■ **GIVEN INSTRUCTION**:
Reproduce the records below exactly as given.

■ **DATA FOR THIS TASK**:
* START *
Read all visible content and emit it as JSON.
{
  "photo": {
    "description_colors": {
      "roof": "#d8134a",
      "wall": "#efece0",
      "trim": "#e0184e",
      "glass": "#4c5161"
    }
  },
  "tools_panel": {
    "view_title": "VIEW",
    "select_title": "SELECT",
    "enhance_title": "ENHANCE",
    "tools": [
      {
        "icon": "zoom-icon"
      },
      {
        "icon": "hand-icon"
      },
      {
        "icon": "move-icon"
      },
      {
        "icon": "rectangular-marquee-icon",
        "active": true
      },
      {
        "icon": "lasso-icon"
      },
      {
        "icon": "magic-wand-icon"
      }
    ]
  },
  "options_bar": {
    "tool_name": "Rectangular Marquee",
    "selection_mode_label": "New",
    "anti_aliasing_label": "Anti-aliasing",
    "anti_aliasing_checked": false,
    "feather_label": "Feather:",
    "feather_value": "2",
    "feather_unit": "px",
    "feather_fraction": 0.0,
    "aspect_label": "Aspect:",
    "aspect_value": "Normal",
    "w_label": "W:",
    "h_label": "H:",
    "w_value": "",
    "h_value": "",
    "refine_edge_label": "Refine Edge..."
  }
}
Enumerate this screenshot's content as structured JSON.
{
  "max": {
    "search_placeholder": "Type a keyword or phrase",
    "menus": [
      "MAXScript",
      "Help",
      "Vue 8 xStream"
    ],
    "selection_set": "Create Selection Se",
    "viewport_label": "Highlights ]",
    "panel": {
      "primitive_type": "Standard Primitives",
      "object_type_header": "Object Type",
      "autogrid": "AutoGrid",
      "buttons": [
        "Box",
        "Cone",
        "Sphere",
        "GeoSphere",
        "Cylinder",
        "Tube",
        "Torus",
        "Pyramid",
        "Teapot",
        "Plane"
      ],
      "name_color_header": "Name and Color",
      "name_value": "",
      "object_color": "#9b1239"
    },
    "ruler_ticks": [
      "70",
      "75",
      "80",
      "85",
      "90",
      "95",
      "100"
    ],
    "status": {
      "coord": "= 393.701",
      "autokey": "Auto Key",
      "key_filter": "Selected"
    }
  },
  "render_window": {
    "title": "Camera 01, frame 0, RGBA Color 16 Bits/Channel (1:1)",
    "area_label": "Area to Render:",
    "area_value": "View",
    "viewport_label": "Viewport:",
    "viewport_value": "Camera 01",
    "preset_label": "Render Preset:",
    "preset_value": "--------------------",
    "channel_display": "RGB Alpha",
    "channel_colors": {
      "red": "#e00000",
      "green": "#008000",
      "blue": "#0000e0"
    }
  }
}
* END *
■ **RESULT**:
Read all visible content and emit it as JSON.
{
  "photo": {
    "description_colors": {
      "roof": "#d8134a",
      "wall": "#efece0",
      "trim": "#e0184e",
      "glass": "#4c5161"
    }
  },
  "tools_panel": {
    "view_title": "VIEW",
    "select_title": "SELECT",
    "enhance_title": "ENHANCE",
    "tools": [
      {
        "icon": "zoom-icon"
      },
      {
        "icon": "hand-icon"
      },
      {
        "icon": "move-icon"
      },
      {
        "icon": "rectangular-marquee-icon",
        "active": true
      },
      {
        "icon": "lasso-icon"
      },
      {
        "icon": "magic-wand-icon"
      }
    ]
  },
  "options_bar": {
    "tool_name": "Rectangular Marquee",
    "selection_mode_label": "New",
    "anti_aliasing_label": "Anti-aliasing",
    "anti_aliasing_checked": false,
    "feather_label": "Feather:",
    "feather_value": "2",
    "feather_unit": "px",
    "feather_fraction": 0.0,
    "aspect_label": "Aspect:",
    "aspect_value": "Normal",
    "w_label": "W:",
    "h_label": "H:",
    "w_value": "",
    "h_value": "",
    "refine_edge_label": "Refine Edge..."
  }
}
Enumerate this screenshot's content as structured JSON.
{
  "max": {
    "search_placeholder": "Type a keyword or phrase",
    "menus": [
      "MAXScript",
      "Help",
      "Vue 8 xStream"
    ],
    "selection_set": "Create Selection Se",
    "viewport_label": "Highlights ]",
    "panel": {
      "primitive_type": "Standard Primitives",
      "object_type_header": "Object Type",
      "autogrid": "AutoGrid",
      "buttons": [
        "Box",
        "Cone",
        "Sphere",
        "GeoSphere",
        "Cylinder",
        "Tube",
        "Torus",
        "Pyramid",
        "Teapot",
        "Plane"
      ],
      "name_color_header": "Name and Color",
      "name_value": "",
      "object_color": "#9b1239"
    },
    "ruler_ticks": [
      "70",
      "75",
      "80",
      "85",
      "90",
      "95",
      "100"
    ],
    "status": {
      "coord": "= 393.701",
      "autokey": "Auto Key",
      "key_filter": "Selected"
    }
  },
  "render_window": {
    "title": "Camera 01, frame 0, RGBA Color 16 Bits/Channel (1:1)",
    "area_label": "Area to Render:",
    "area_value": "View",
    "viewport_label": "Viewport:",
    "viewport_value": "Camera 01",
    "preset_label": "Render Preset:",
    "preset_value": "--------------------",
    "channel_display": "RGB Alpha",
    "channel_colors": {
      "red": "#e00000",
      "green": "#008000",
      "blue": "#0000e0"
    }
  }
}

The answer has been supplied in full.